YOUR GOAL:
Pull out each line of the records holding the string "this".

(Saved entries)
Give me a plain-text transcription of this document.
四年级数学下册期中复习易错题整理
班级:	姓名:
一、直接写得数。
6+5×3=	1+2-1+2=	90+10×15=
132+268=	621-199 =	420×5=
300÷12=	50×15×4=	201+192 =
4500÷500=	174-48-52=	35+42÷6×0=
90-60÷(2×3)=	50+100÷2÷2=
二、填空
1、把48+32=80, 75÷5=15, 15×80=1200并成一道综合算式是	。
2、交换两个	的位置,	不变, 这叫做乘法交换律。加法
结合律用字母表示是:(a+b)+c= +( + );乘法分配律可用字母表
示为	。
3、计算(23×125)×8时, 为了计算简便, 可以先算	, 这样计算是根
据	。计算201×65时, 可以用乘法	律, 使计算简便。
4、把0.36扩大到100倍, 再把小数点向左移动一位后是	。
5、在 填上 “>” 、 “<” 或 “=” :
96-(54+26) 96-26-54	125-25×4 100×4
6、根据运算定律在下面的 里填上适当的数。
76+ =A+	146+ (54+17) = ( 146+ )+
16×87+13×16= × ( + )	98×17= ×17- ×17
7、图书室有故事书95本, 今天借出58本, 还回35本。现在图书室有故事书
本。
---
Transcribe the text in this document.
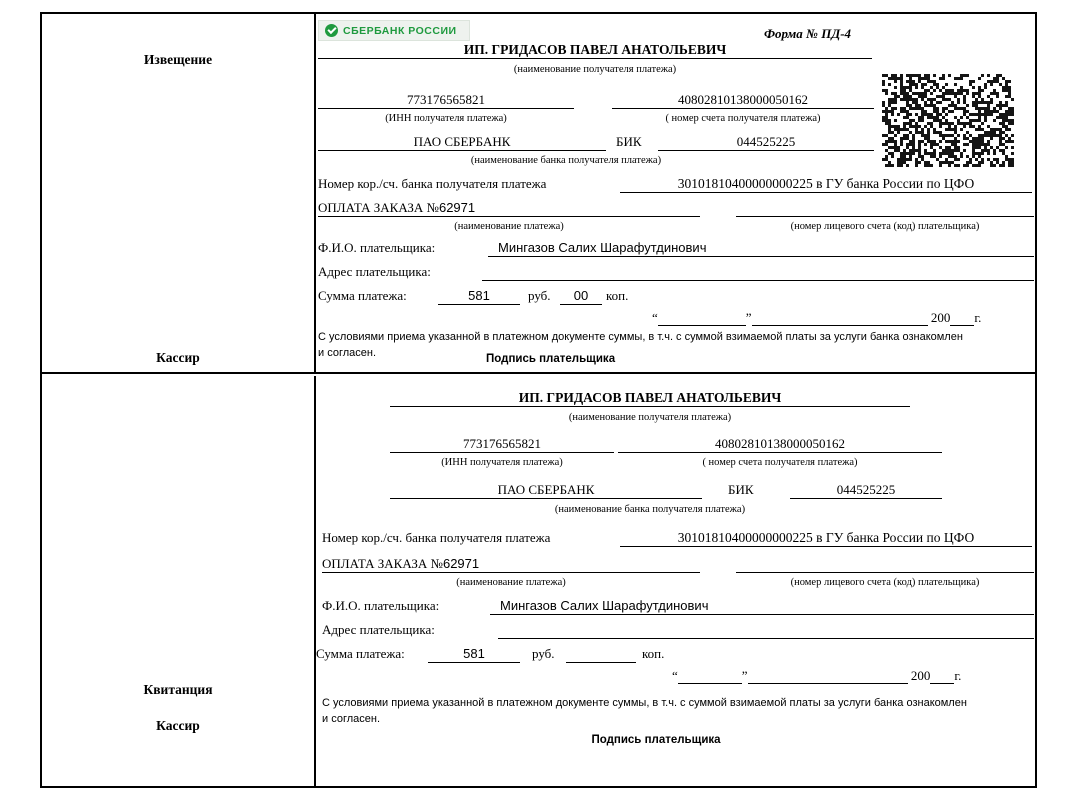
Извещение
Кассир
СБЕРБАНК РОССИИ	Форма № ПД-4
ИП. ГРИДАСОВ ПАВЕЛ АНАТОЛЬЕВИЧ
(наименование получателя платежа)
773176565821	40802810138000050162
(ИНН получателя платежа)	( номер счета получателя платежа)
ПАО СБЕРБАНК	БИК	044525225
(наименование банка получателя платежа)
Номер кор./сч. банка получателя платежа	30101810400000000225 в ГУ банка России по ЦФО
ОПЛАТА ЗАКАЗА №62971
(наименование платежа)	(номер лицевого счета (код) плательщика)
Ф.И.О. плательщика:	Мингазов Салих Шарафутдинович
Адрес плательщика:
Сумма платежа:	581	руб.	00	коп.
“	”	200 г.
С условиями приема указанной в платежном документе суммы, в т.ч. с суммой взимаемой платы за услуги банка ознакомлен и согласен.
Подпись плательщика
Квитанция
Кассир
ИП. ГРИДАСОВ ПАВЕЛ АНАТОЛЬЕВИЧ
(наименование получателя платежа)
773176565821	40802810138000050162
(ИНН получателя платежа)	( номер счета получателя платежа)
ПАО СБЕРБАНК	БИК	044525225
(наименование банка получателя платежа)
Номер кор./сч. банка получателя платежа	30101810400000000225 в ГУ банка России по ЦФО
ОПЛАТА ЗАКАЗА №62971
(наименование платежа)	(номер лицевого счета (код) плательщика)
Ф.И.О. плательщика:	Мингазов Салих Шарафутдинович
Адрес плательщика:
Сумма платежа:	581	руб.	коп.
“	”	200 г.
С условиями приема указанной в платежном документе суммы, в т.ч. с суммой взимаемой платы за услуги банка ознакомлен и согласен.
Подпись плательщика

EXERCISE ANSWER:
Give me a plain-text transcription of this document.
Transcribe the text in this document.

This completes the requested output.